▸ EXERCISES TO COMPLETE
[a] Print the passage of the Veeam Backup for Microsoft 365 v6 post that begins at the words "Things like a" and stops after "massive time saver.".
[b] According to the Veeam Backup for Microsoft 365 v6 post, when was the VBO v6 release announced?
── SELECTED EXTRACT ──
Getting started with Veeam Backup for Microsoft 365 v6

Getting started with Veeam Backup for Microsoft 365 v6

Ben Young
Ben Young

The Veeam VBO v6 release is one that is highly anticipated by the market since it was announced mid 2021 as it includes a number of new features as well as a bunch of enhancements.

Notably the new functionality people are most excited about is;

Self-service restore portal

We will look at this a bit more in another post but effectively this is a web-based portal that enterprises can present to their users and allow them to login directly with their own Microsoft 365 credentials - upon doing so they will have access to their own data and have a similar experience to that of the Veeam Explorers.

Things like a search function, restore to original or new location - pretty powerful when you think about how many service tickets are logged globally each year for basic restore tasks. This is going to be a massive time saver.

Archive support to AWS or Azure

This allows you to hold an additional copy (that you hopefully never need to use…) of your data offsite in a low cost repository - great for allowing enterprises to comply with the classic 3-2-1 backup methodology.
───
── MATERIAL ──
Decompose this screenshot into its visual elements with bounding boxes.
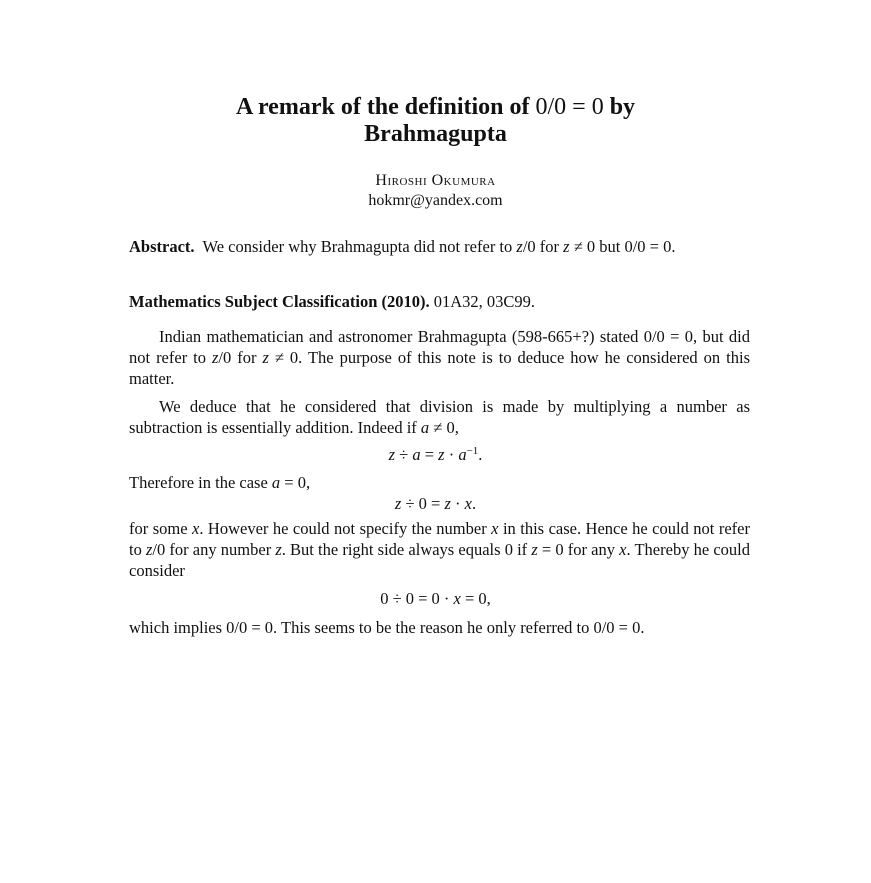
var-a: a (420, 418, 430, 437)
abstract (129, 236, 750, 257)
equation-text: = (420, 445, 439, 464)
paragraph-2 (129, 396, 750, 438)
var-x: x (453, 589, 461, 608)
msc-classification (129, 291, 750, 312)
equation-2 (0, 494, 871, 514)
equation-text: = 0, (460, 589, 491, 608)
paragraph-text: . Thereby he could consider (129, 540, 750, 580)
var-z: z (563, 237, 570, 256)
equation-text: ÷ (395, 445, 413, 464)
line-case (129, 472, 750, 493)
paragraph-text: ≠ 0. The purpose of this note is to deduce how he considered on this matter. (129, 348, 750, 388)
abstract-text: ≠ 0 but 0/0 = 0. (569, 237, 676, 256)
paragraph-text: Therefore in the case (129, 473, 272, 492)
equation-text: . (471, 494, 477, 513)
msc-codes: 01A32, 03C99. (433, 292, 536, 311)
equation-text: 0 ÷ 0 = 0 · (380, 589, 454, 608)
equation-text: · (450, 494, 465, 513)
paragraph-3 (129, 518, 750, 581)
var-z: z (516, 237, 523, 256)
equation-exponent: −1 (466, 445, 479, 457)
paragraph-text: in this case. Hence he could not refer to (129, 519, 750, 559)
paragraph-4: which implies 0/0 = 0. This seems to be the reason he only referred to 0/0 = 0. (129, 618, 645, 637)
equation-1 (0, 445, 871, 465)
equation-text: . (478, 445, 483, 464)
var-z: z (531, 540, 538, 559)
abstract-text: /0 for (522, 237, 564, 256)
equation-3 (0, 589, 871, 609)
equation-text: · (444, 445, 459, 464)
paragraph-text: /0 for any number (152, 540, 276, 559)
var-z: z (212, 348, 219, 367)
msc-label: Mathematics Subject Classification (2010). (129, 292, 430, 311)
var-x: x (464, 494, 472, 513)
paragraph-text: . However he could not specify the number (199, 519, 492, 538)
paragraph-text: = 0, (280, 473, 311, 492)
var-z: z (438, 445, 445, 464)
paragraph-text: . But the right side always equals 0 if (281, 540, 532, 559)
var-z: z (146, 540, 153, 559)
paragraph-text: ≠ 0, (429, 418, 459, 437)
title-line-2: Brahmagupta (364, 121, 507, 147)
author-name: Hiroshi Okumura (375, 172, 496, 189)
var-a: a (458, 445, 467, 464)
paragraph-text: Indian mathematician and astronomer Brahmagupta (598-665+?) stated 0/0 = 0, but did not refer to (129, 327, 750, 367)
var-z: z (275, 540, 282, 559)
var-a: a (412, 445, 421, 464)
var-z: z (262, 348, 269, 367)
paragraph-text: for some (129, 519, 192, 538)
abstract-label: Abstract. (129, 237, 195, 256)
var-a: a (271, 473, 281, 492)
paragraph-text: We deduce that he considered that division is made by multiplying a number as subtraction is essentially addition. Indeed if (129, 397, 750, 437)
var-x: x (192, 519, 200, 538)
author-email: hokmr@yandex.com (368, 192, 503, 209)
title-math: 0/0 = 0 (535, 94, 604, 120)
var-x: x (619, 540, 627, 559)
paragraph-text: /0 for (218, 348, 263, 367)
title-text-end: by (603, 94, 636, 120)
paragraph-text: = 0 for any (537, 540, 620, 559)
abstract-text: We consider why Brahmagupta did not refer to (202, 237, 517, 256)
title-text: A remark of the definition of (235, 94, 536, 120)
var-z: z (388, 445, 396, 464)
var-z: z (394, 494, 402, 513)
paragraph-1 (129, 326, 750, 389)
paper-title (0, 94, 871, 148)
var-x: x (491, 519, 499, 538)
var-z: z (444, 494, 451, 513)
equation-text: ÷ 0 = (401, 494, 445, 513)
───
▸ OUTPUTS BY TASK
[a]
Things like a search function, restore to original or new location - pretty powerful when you think about how many service tickets are logged globally each year for basic restore tasks. This is going to be a massive time saver.

[b] Mid 2021.